[Records that describe figures]
□ □ □ □ □ □ □

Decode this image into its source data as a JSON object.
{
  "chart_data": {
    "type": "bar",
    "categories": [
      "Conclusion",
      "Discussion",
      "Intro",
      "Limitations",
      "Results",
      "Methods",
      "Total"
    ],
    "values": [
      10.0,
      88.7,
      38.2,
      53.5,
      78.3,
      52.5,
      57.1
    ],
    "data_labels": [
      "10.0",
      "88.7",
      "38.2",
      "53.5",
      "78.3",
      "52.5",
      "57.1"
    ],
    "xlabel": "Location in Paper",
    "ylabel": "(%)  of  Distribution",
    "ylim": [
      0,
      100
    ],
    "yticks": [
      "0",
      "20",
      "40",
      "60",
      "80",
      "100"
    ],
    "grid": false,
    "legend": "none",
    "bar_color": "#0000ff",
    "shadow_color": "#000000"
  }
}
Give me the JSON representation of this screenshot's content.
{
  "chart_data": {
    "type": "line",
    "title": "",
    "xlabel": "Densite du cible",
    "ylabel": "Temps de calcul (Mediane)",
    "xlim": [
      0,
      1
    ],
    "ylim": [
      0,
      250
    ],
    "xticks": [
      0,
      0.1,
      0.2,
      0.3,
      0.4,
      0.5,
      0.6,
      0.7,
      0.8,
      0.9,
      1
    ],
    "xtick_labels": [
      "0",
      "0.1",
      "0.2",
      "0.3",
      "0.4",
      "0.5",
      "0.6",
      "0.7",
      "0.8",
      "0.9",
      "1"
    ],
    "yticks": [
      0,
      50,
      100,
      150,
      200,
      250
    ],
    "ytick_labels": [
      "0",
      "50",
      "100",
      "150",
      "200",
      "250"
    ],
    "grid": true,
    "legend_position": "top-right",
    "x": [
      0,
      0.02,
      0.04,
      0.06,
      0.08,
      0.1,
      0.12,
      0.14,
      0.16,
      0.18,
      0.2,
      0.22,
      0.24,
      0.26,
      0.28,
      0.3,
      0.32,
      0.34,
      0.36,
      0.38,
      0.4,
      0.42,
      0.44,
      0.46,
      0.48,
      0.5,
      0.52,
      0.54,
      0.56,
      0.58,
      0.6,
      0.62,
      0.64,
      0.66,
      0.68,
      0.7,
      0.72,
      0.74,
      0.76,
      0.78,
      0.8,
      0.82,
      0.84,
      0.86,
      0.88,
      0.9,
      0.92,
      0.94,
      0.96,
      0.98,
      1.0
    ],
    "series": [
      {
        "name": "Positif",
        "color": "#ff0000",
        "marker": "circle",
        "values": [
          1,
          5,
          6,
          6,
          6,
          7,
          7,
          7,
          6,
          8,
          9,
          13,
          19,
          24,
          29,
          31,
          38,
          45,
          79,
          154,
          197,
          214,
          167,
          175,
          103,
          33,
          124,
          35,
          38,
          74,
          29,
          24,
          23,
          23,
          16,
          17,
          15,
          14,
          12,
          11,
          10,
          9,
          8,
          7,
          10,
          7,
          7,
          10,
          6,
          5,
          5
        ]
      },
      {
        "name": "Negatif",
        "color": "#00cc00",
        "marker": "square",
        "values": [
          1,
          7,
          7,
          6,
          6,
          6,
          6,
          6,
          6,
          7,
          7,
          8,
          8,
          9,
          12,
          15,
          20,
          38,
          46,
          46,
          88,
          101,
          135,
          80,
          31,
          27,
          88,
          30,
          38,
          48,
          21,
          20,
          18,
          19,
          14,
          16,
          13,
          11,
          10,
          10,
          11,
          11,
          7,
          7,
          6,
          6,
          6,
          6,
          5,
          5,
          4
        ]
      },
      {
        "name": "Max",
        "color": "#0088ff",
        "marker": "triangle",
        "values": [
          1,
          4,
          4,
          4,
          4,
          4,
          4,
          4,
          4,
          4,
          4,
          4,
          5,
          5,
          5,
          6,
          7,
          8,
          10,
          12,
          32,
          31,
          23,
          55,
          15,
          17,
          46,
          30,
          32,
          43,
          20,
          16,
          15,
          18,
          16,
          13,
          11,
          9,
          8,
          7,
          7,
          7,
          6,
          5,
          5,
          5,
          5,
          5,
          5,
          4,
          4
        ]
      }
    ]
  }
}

□ □ □ □ □ □ □

# [WHAT YOU NEED TO DO]
Retype the entries exactly, including every line.

# [ANSWER IN FULL]
Decode this image into its source data as a JSON object.
{
  "chart_data": {
    "type": "bar",
    "categories": [
      "Conclusion",
      "Discussion",
      "Intro",
      "Limitations",
      "Results",
      "Methods",
      "Total"
    ],
    "values": [
      10.0,
      88.7,
      38.2,
      53.5,
      78.3,
      52.5,
      57.1
    ],
    "data_labels": [
      "10.0",
      "88.7",
      "38.2",
      "53.5",
      "78.3",
      "52.5",
      "57.1"
    ],
    "xlabel": "Location in Paper",
    "ylabel": "(%)  of  Distribution",
    "ylim": [
      0,
      100
    ],
    "yticks": [
      "0",
      "20",
      "40",
      "60",
      "80",
      "100"
    ],
    "grid": false,
    "legend": "none",
    "bar_color": "#0000ff",
    "shadow_color": "#000000"
  }
}
Give me the JSON representation of this screenshot's content.
{
  "chart_data": {
    "type": "line",
    "title": "",
    "xlabel": "Densite du cible",
    "ylabel": "Temps de calcul (Mediane)",
    "xlim": [
      0,
      1
    ],
    "ylim": [
      0,
      250
    ],
    "xticks": [
      0,
      0.1,
      0.2,
      0.3,
      0.4,
      0.5,
      0.6,
      0.7,
      0.8,
      0.9,
      1
    ],
    "xtick_labels": [
      "0",
      "0.1",
      "0.2",
      "0.3",
      "0.4",
      "0.5",
      "0.6",
      "0.7",
      "0.8",
      "0.9",
      "1"
    ],
    "yticks": [
      0,
      50,
      100,
      150,
      200,
      250
    ],
    "ytick_labels": [
      "0",
      "50",
      "100",
      "150",
      "200",
      "250"
    ],
    "grid": true,
    "legend_position": "top-right",
    "x": [
      0,
      0.02,
      0.04,
      0.06,
      0.08,
      0.1,
      0.12,
      0.14,
      0.16,
      0.18,
      0.2,
      0.22,
      0.24,
      0.26,
      0.28,
      0.3,
      0.32,
      0.34,
      0.36,
      0.38,
      0.4,
      0.42,
      0.44,
      0.46,
      0.48,
      0.5,
      0.52,
      0.54,
      0.56,
      0.58,
      0.6,
      0.62,
      0.64,
      0.66,
      0.68,
      0.7,
      0.72,
      0.74,
      0.76,
      0.78,
      0.8,
      0.82,
      0.84,
      0.86,
      0.88,
      0.9,
      0.92,
      0.94,
      0.96,
      0.98,
      1.0
    ],
    "series": [
      {
        "name": "Positif",
        "color": "#ff0000",
        "marker": "circle",
        "values": [
          1,
          5,
          6,
          6,
          6,
          7,
          7,
          7,
          6,
          8,
          9,
          13,
          19,
          24,
          29,
          31,
          38,
          45,
          79,
          154,
          197,
          214,
          167,
          175,
          103,
          33,
          124,
          35,
          38,
          74,
          29,
          24,
          23,
          23,
          16,
          17,
          15,
          14,
          12,
          11,
          10,
          9,
          8,
          7,
          10,
          7,
          7,
          10,
          6,
          5,
          5
        ]
      },
      {
        "name": "Negatif",
        "color": "#00cc00",
        "marker": "square",
        "values": [
          1,
          7,
          7,
          6,
          6,
          6,
          6,
          6,
          6,
          7,
          7,
          8,
          8,
          9,
          12,
          15,
          20,
          38,
          46,
          46,
          88,
          101,
          135,
          80,
          31,
          27,
          88,
          30,
          38,
          48,
          21,
          20,
          18,
          19,
          14,
          16,
          13,
          11,
          10,
          10,
          11,
          11,
          7,
          7,
          6,
          6,
          6,
          6,
          5,
          5,
          4
        ]
      },
      {
        "name": "Max",
        "color": "#0088ff",
        "marker": "triangle",
        "values": [
          1,
          4,
          4,
          4,
          4,
          4,
          4,
          4,
          4,
          4,
          4,
          4,
          5,
          5,
          5,
          6,
          7,
          8,
          10,
          12,
          32,
          31,
          23,
          55,
          15,
          17,
          46,
          30,
          32,
          43,
          20,
          16,
          15,
          18,
          16,
          13,
          11,
          9,
          8,
          7,
          7,
          7,
          6,
          5,
          5,
          5,
          5,
          5,
          5,
          4,
          4
        ]
      }
    ]
  }
}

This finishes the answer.